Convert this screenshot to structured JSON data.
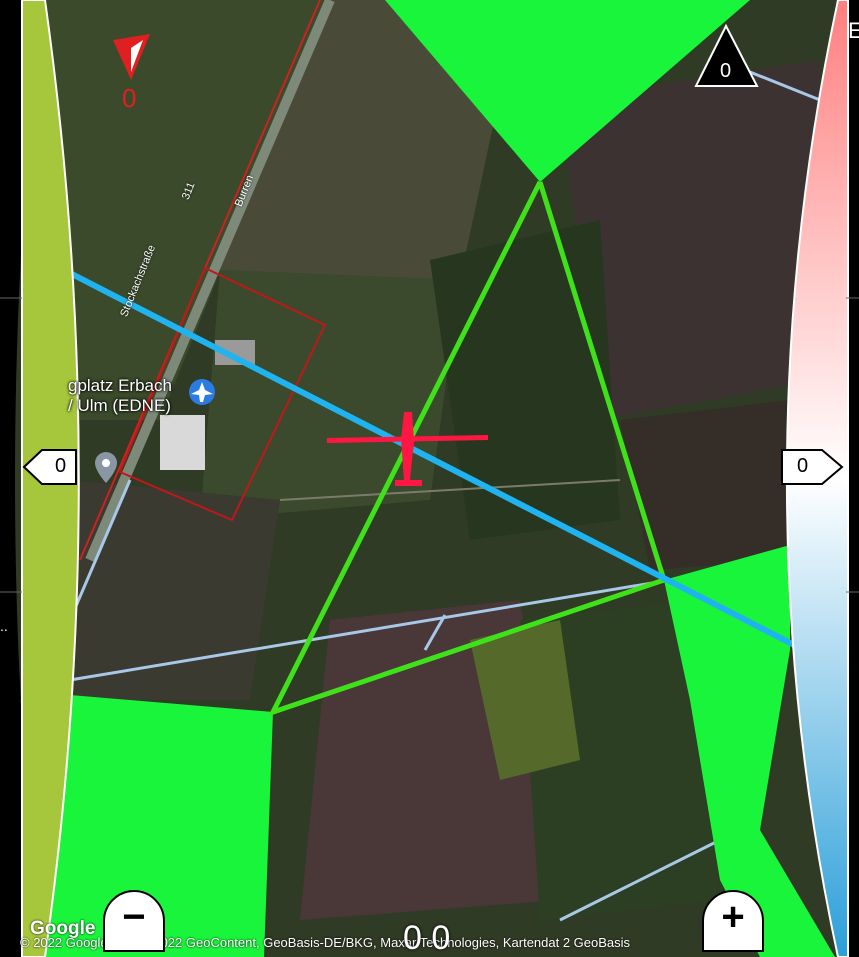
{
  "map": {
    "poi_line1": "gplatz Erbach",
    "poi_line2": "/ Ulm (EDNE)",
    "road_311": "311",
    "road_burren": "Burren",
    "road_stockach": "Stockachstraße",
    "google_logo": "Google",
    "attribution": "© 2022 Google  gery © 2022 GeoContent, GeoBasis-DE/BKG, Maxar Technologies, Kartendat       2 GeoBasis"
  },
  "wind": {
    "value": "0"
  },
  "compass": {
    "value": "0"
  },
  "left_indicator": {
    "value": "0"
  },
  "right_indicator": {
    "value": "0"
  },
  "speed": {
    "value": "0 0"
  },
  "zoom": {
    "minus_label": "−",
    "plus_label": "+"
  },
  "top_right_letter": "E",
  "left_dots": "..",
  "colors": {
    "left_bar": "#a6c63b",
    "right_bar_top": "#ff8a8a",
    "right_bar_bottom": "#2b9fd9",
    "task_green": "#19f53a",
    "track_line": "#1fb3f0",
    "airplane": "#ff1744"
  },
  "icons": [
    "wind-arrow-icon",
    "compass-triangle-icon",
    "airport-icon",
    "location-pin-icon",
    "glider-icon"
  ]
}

+ + + + + + +

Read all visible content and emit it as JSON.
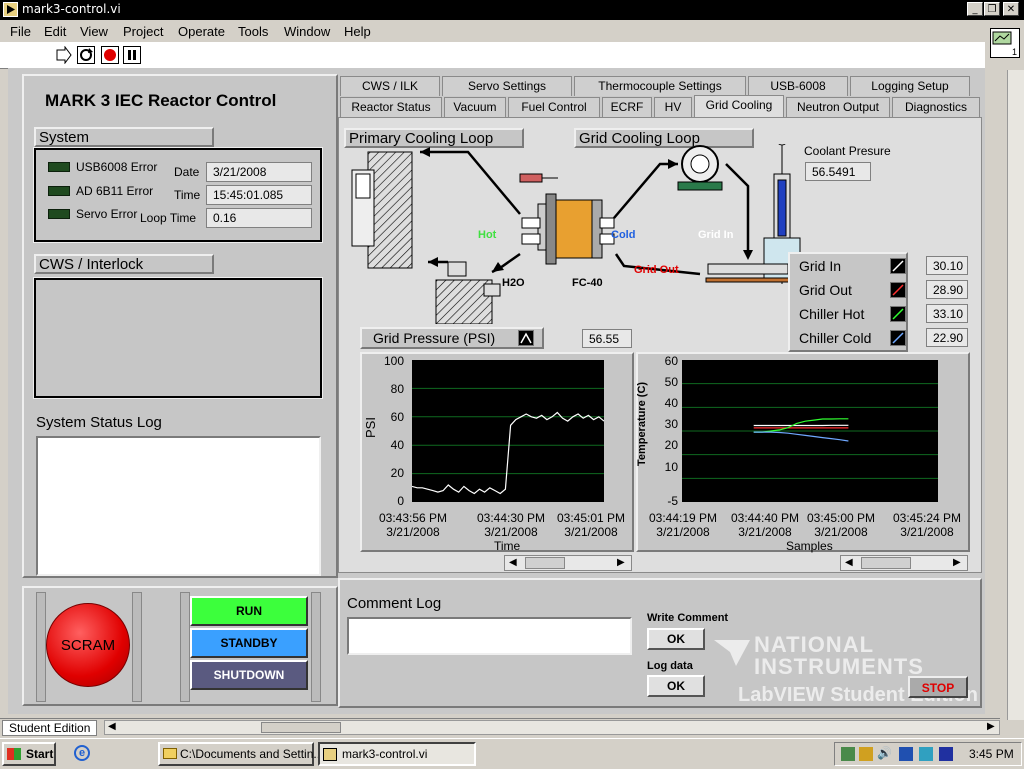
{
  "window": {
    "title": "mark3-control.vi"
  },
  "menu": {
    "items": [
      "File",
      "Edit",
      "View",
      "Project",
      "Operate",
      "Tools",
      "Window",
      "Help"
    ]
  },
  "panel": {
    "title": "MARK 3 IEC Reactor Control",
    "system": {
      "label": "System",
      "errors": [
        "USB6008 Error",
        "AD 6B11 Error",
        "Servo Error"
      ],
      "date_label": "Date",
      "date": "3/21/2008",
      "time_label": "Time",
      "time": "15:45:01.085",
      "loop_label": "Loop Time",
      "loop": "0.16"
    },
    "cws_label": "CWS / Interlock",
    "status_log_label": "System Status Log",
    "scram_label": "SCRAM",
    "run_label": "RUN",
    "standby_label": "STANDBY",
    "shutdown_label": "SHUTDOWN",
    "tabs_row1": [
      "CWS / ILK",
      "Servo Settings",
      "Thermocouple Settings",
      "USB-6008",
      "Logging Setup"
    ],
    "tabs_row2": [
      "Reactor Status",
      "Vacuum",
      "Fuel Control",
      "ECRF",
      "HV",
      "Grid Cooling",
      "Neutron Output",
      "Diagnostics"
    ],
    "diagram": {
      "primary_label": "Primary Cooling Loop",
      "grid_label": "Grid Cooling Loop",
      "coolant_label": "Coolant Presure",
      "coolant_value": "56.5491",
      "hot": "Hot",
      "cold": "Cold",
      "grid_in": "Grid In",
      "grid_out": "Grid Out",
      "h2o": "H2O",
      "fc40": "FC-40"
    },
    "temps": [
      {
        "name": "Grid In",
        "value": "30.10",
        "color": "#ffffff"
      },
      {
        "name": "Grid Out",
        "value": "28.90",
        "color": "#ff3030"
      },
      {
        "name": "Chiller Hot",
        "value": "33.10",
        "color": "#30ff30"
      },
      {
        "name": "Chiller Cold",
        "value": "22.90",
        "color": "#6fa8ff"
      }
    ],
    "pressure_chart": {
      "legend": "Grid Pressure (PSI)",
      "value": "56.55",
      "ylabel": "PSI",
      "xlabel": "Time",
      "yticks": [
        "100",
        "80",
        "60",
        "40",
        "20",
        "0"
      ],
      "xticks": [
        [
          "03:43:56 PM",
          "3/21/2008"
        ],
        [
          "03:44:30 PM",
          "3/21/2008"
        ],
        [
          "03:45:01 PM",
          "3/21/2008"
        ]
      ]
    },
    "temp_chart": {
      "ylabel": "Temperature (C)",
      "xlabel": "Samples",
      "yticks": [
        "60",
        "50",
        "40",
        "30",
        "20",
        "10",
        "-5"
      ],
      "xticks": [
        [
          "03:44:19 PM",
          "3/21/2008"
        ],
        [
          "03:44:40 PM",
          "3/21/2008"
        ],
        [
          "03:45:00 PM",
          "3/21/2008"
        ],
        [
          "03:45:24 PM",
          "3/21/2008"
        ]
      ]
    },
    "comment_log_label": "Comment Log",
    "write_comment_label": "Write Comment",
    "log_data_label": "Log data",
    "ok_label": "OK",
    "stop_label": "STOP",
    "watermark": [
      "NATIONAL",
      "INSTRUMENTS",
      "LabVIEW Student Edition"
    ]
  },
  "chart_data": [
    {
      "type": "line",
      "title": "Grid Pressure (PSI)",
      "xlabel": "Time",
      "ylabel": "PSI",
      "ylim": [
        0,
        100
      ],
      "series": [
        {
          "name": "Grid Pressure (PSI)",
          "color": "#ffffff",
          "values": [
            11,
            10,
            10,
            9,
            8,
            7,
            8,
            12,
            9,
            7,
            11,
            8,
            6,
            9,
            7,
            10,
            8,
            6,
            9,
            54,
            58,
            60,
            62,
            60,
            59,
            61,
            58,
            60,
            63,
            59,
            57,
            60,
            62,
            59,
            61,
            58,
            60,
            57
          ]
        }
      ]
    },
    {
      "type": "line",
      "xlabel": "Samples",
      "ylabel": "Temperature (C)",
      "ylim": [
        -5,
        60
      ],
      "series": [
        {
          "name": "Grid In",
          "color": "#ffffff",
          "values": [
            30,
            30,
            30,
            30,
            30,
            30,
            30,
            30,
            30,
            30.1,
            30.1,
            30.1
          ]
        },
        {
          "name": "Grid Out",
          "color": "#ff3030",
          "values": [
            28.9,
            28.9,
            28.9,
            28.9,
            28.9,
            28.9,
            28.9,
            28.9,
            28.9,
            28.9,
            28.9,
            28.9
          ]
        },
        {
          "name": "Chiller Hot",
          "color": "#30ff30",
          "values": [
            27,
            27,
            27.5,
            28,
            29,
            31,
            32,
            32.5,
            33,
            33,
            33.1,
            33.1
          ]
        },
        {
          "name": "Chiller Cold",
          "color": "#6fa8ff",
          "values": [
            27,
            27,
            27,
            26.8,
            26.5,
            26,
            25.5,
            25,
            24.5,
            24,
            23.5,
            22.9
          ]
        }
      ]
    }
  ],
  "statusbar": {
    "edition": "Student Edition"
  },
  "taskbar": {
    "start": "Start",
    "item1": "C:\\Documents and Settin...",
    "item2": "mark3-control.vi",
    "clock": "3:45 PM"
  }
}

+ + + + + + +

Work to do:
List every line above containing the word "Student".

Result:
      "LabVIEW Student Edition"
    "edition": "Student Edition"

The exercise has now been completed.